*INSTRUCTION:* Give the count of lines containing the string "endAngle", with no other output.

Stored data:

☆ ☆ ☆ ☆ ☆

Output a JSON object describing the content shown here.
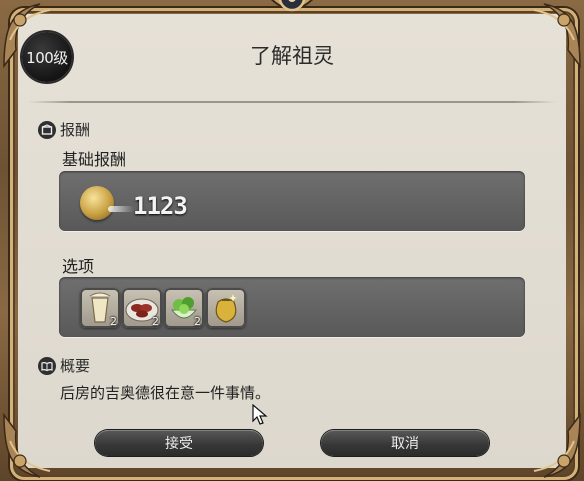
{
  "dialog": {
    "level": "100级",
    "title": "了解祖灵",
    "reward_section": "报酬",
    "base_reward_label": "基础报酬",
    "gil_amount": "1123",
    "options_label": "选项",
    "summary_section": "概要",
    "description": "后房的吉奥德很在意一件事情。",
    "accept_label": "接受",
    "cancel_label": "取消"
  },
  "items": [
    {
      "icon": "drink-icon",
      "qty": "2"
    },
    {
      "icon": "steak-icon",
      "qty": "2"
    },
    {
      "icon": "salad-icon",
      "qty": "2"
    },
    {
      "icon": "herb-pouch-icon",
      "qty": ""
    }
  ],
  "colors": {
    "panel": "#e2ddd3",
    "frame": "#7a5c3a",
    "bar": "#626262",
    "button": "#3a3a3a"
  }
}
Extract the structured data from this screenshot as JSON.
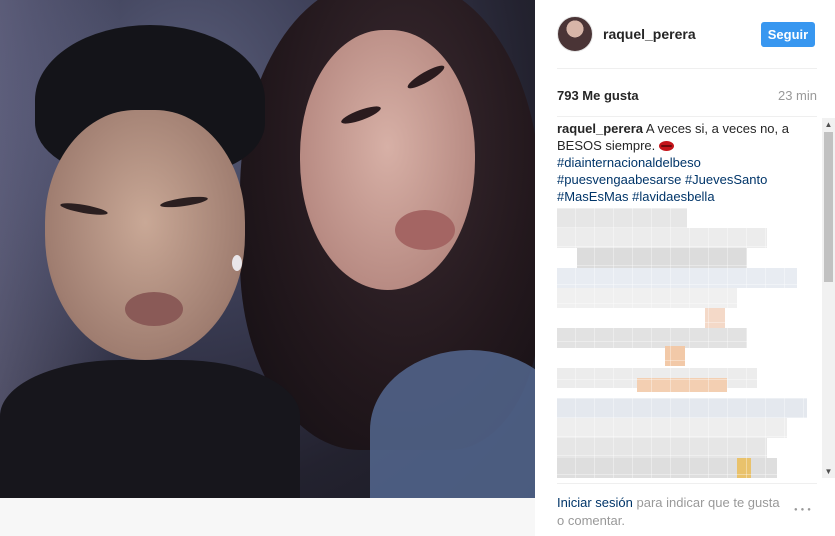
{
  "post": {
    "username": "raquel_perera",
    "follow_label": "Seguir",
    "likes": "793 Me gusta",
    "time": "23 min",
    "caption_user": "raquel_perera",
    "caption_text": "A veces si, a veces no, a BESOS siempre.",
    "caption_emoji": "lips-kiss-icon",
    "hashtags": [
      "#diainternacionaldelbeso",
      "#puesvengaabesarse",
      "#JuevesSanto",
      "#MasEsMas",
      "#lavidaesbella"
    ]
  },
  "footer": {
    "login_link": "Iniciar sesión",
    "login_text": "para indicar que te gusta o comentar.",
    "more_icon": "more-options-icon"
  },
  "colors": {
    "follow_button": "#3897f0",
    "link": "#003569",
    "muted": "#999999",
    "text": "#262626"
  }
}
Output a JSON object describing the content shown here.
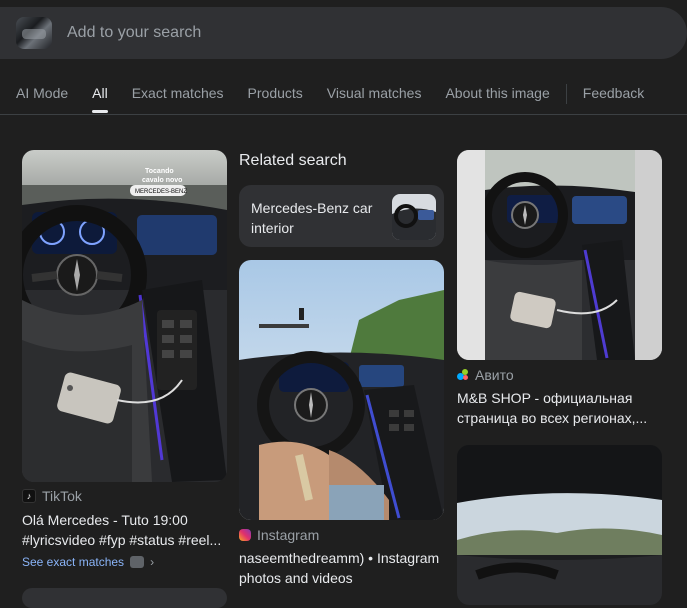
{
  "search": {
    "placeholder": "Add to your search"
  },
  "tabs": [
    {
      "label": "AI Mode"
    },
    {
      "label": "All"
    },
    {
      "label": "Exact matches"
    },
    {
      "label": "Products"
    },
    {
      "label": "Visual matches"
    },
    {
      "label": "About this image"
    },
    {
      "label": "Feedback"
    }
  ],
  "active_tab": "All",
  "cards": {
    "tiktok": {
      "source": "TikTok",
      "title_line1": "Olá Mercedes - Tuto 19:00",
      "title_line2": "#lyricsvideo #fyp #status #reel...",
      "exact_link": "See exact matches",
      "overlay_line1": "Tocando",
      "overlay_line2": "cavalo novo",
      "overlay_badge": "MERCEDES-BENZ"
    },
    "related": {
      "heading": "Related search",
      "text": "Mercedes-Benz car interior"
    },
    "instagram": {
      "source": "Instagram",
      "title_line1": "naseemthedreamm) • Instagram",
      "title_line2": "photos and videos"
    },
    "avito": {
      "source": "Авито",
      "title_line1": "M&B SHOP - официальная",
      "title_line2": "страница во всех регионах,..."
    }
  },
  "colors": {
    "background": "#1f1f1f",
    "searchbar": "#303134",
    "link": "#8ab4f8",
    "muted": "#9aa0a6"
  }
}
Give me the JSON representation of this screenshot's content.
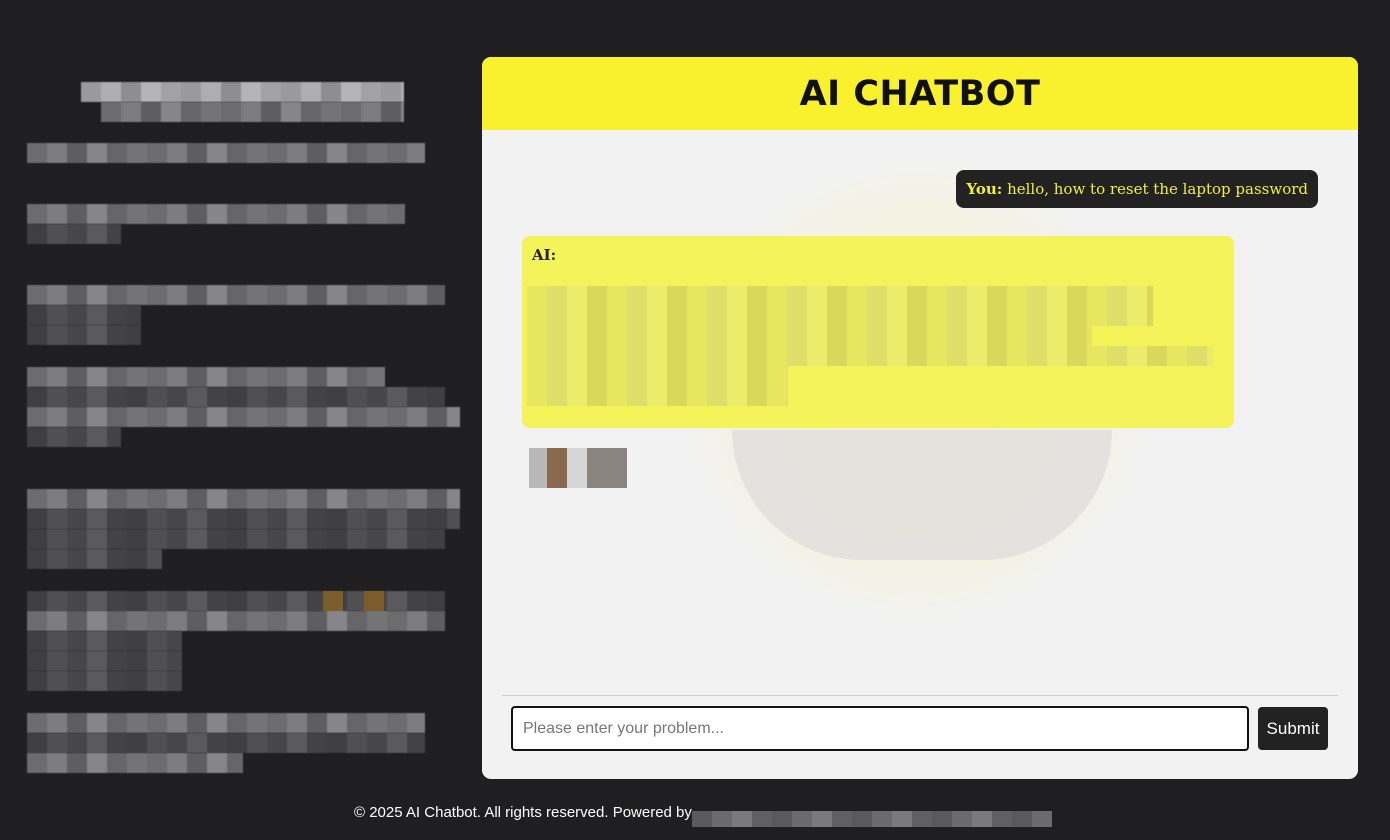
{
  "chat": {
    "title": "AI CHATBOT",
    "messages": [
      {
        "role_label": "You:",
        "text": "hello, how to reset the laptop password"
      },
      {
        "role_label": "AI:",
        "text": ""
      }
    ]
  },
  "input": {
    "placeholder": "Please enter your problem...",
    "value": "",
    "submit_label": "Submit"
  },
  "footer": {
    "text": "© 2025 AI Chatbot. All rights reserved. Powered by"
  },
  "colors": {
    "page_background": "#1f1f21",
    "header_accent": "#f9f12e",
    "ai_bubble": "#f4f45a",
    "user_bubble": "#222222",
    "user_text": "#f4ee3c"
  }
}
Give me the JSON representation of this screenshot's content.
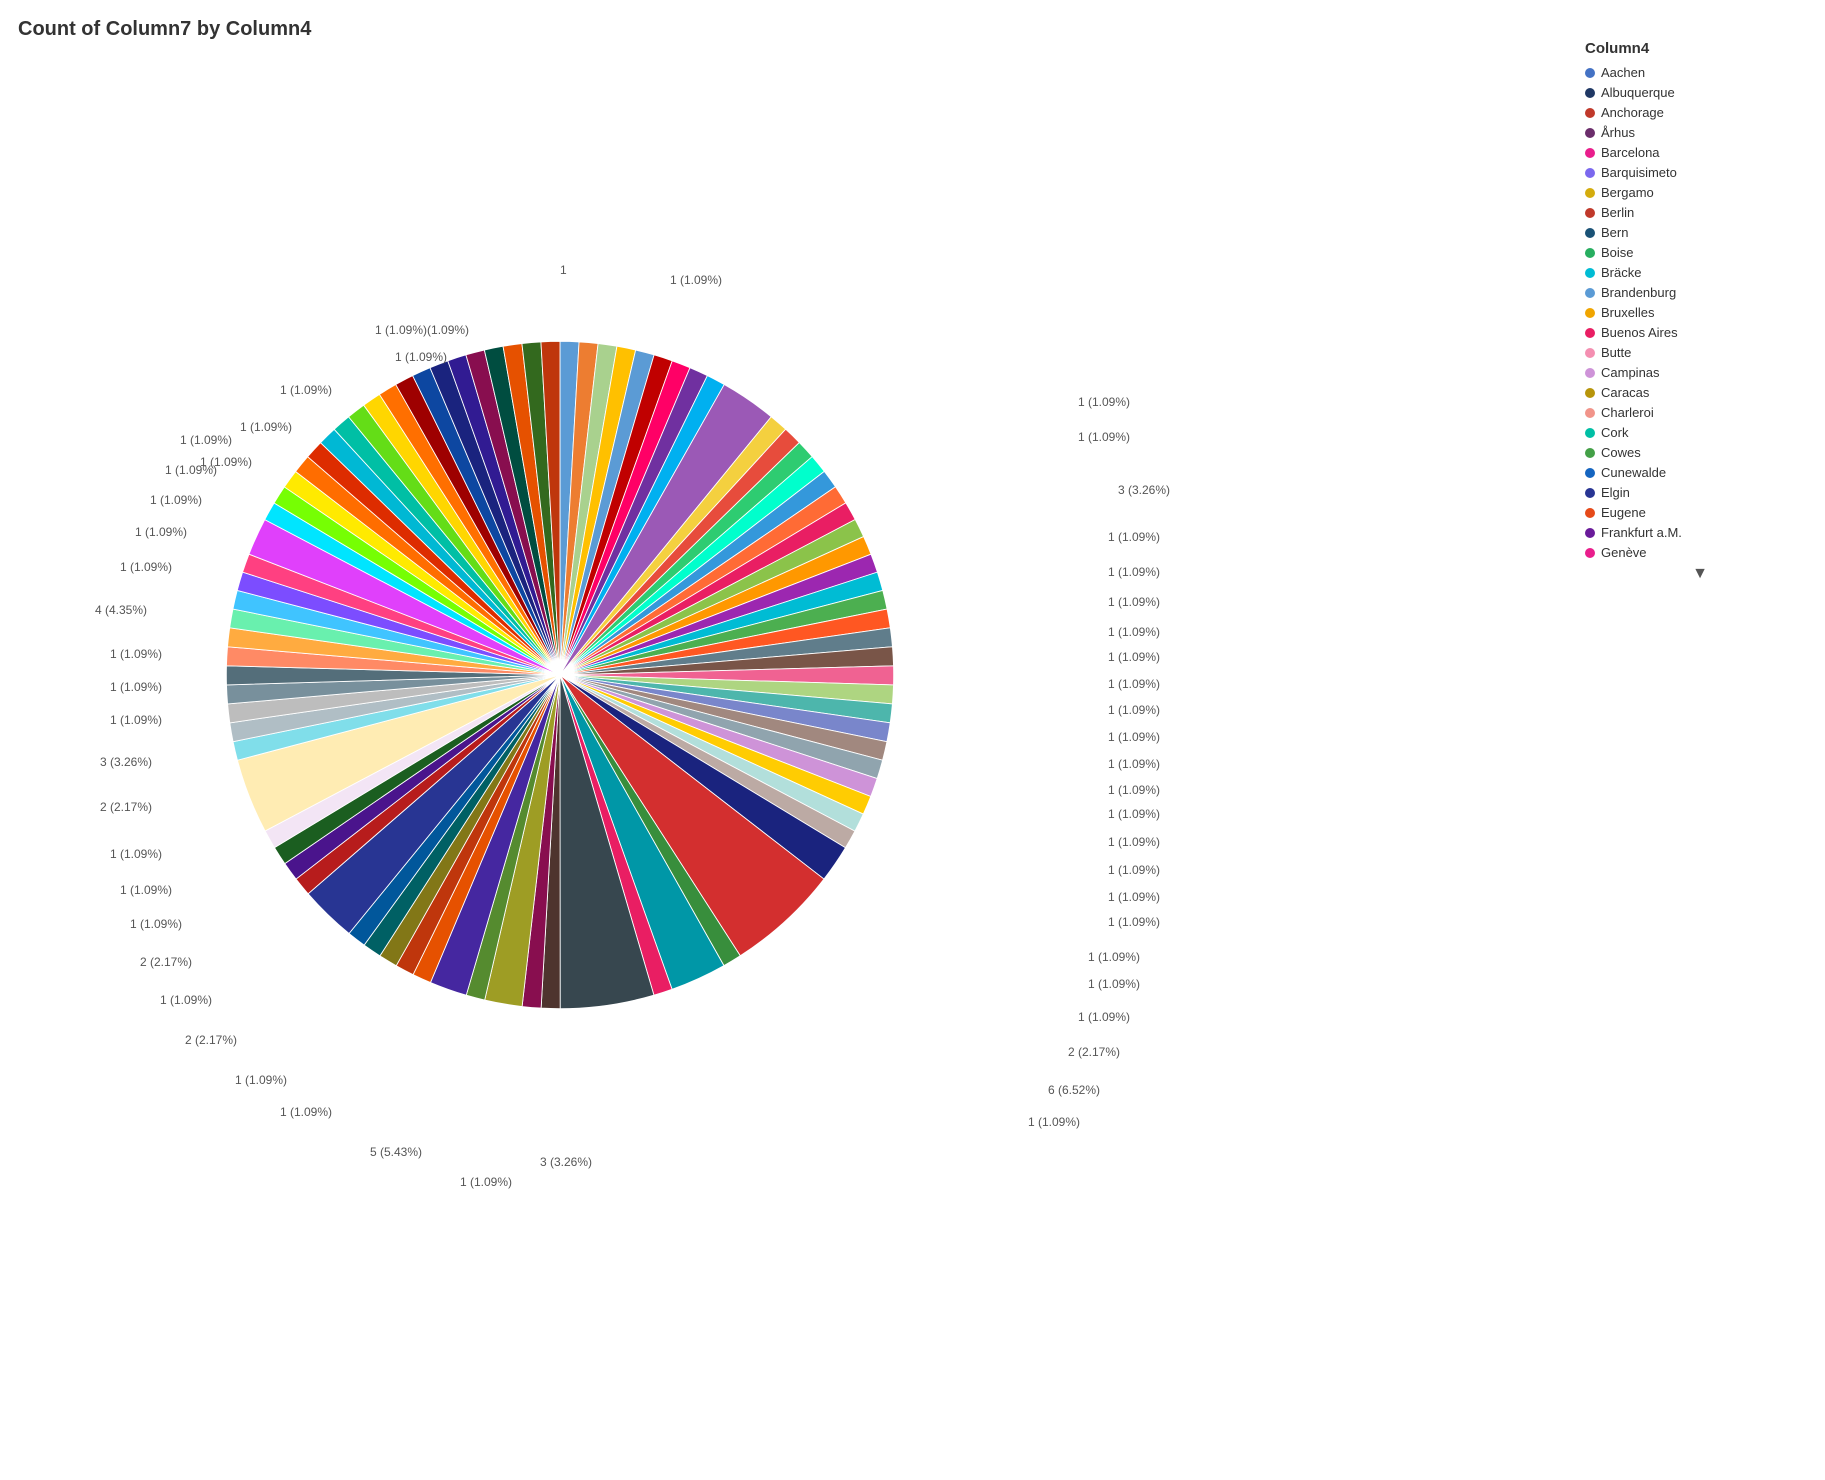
{
  "title": "Count of Column7 by Column4",
  "legend": {
    "title": "Column4",
    "items": [
      {
        "label": "Aachen",
        "color": "#4472C4"
      },
      {
        "label": "Albuquerque",
        "color": "#1F3864"
      },
      {
        "label": "Anchorage",
        "color": "#C0392B"
      },
      {
        "label": "Århus",
        "color": "#6B2D6B"
      },
      {
        "label": "Barcelona",
        "color": "#E91E8C"
      },
      {
        "label": "Barquisimeto",
        "color": "#7B68EE"
      },
      {
        "label": "Bergamo",
        "color": "#D4AC0D"
      },
      {
        "label": "Berlin",
        "color": "#C0392B"
      },
      {
        "label": "Bern",
        "color": "#1A5276"
      },
      {
        "label": "Boise",
        "color": "#27AE60"
      },
      {
        "label": "Bräcke",
        "color": "#00BCD4"
      },
      {
        "label": "Brandenburg",
        "color": "#5B9BD5"
      },
      {
        "label": "Bruxelles",
        "color": "#F0A500"
      },
      {
        "label": "Buenos Aires",
        "color": "#E91E63"
      },
      {
        "label": "Butte",
        "color": "#F48FB1"
      },
      {
        "label": "Campinas",
        "color": "#CE93D8"
      },
      {
        "label": "Caracas",
        "color": "#B7950B"
      },
      {
        "label": "Charleroi",
        "color": "#F1948A"
      },
      {
        "label": "Cork",
        "color": "#00BFA5"
      },
      {
        "label": "Cowes",
        "color": "#43A047"
      },
      {
        "label": "Cunewalde",
        "color": "#1565C0"
      },
      {
        "label": "Elgin",
        "color": "#283593"
      },
      {
        "label": "Eugene",
        "color": "#E64A19"
      },
      {
        "label": "Frankfurt a.M.",
        "color": "#6A1B9A"
      },
      {
        "label": "Genève",
        "color": "#E91E8C"
      }
    ]
  },
  "slices": [
    {
      "label": "1 (1.09%)",
      "color": "#4472C4",
      "startAngle": 0,
      "endAngle": 3.93
    },
    {
      "label": "1 (1.09%)",
      "color": "#1F3864",
      "startAngle": 3.93,
      "endAngle": 7.86
    },
    {
      "label": "1 (1.09%)",
      "color": "#C0392B",
      "startAngle": 7.86,
      "endAngle": 11.79
    },
    {
      "label": "3 (3.26%)",
      "color": "#E91E8C",
      "startAngle": 11.79,
      "endAngle": 23.58
    },
    {
      "label": "1 (1.09%)",
      "color": "#6B2D6B",
      "startAngle": 23.58,
      "endAngle": 27.51
    }
  ],
  "outerLabels": {
    "top": "1",
    "topRight": [
      "1 (1.09%)",
      "1 (1.09%)",
      "1 (1.09%)",
      "3 (3.26%)",
      "1 (1.09%)",
      "1 (1.09%)",
      "1 (1.09%)",
      "1 (1.09%)",
      "1 (1.09%)",
      "1 (1.09%)",
      "1 (1.09%)",
      "1 (1.09%)",
      "1 (1.09%)",
      "1 (1.09%)",
      "1 (1.09%)",
      "1 (1.09%)",
      "1 (1.09%)",
      "1 (1.09%)",
      "1 (1.09%)"
    ],
    "bottomRight": [
      "1 (1.09%)",
      "1 (1.09%)",
      "1 (1.09%)",
      "2 (2.17%)",
      "6 (6.52%)",
      "1 (1.09%)"
    ],
    "bottom": [
      "3 (3.26%)",
      "1 (1.09%)",
      "5 (5.43%)"
    ],
    "bottomLeft": [
      "1 (1.09%)",
      "1 (1.09%)",
      "2 (2.17%)",
      "1 (1.09%)",
      "2 (2.17%)",
      "1 (1.09%)",
      "1 (1.09%)",
      "1 (1.09%)"
    ],
    "left": [
      "2 (2.17%)",
      "3 (3.26%)",
      "1 (1.09%)",
      "1 (1.09%)",
      "1 (1.09%)",
      "4 (4.35%)",
      "1 (1.09%)",
      "1 (1.09%)",
      "1 (1.09%)",
      "1 (1.09%)",
      "1 (1.09%)"
    ],
    "topLeft": [
      "1 (1.09%)",
      "1 (1.09%)",
      "1 (1.09%)(1.09%)",
      "1"
    ]
  }
}
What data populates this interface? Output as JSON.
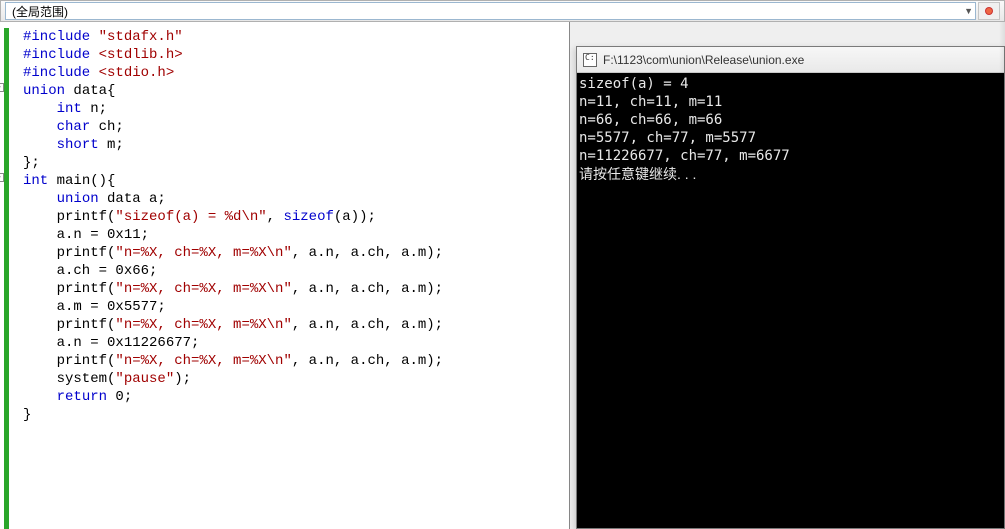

☆ ☆ ☆ ☆ ☆

*SOLUTION BELOW:* 5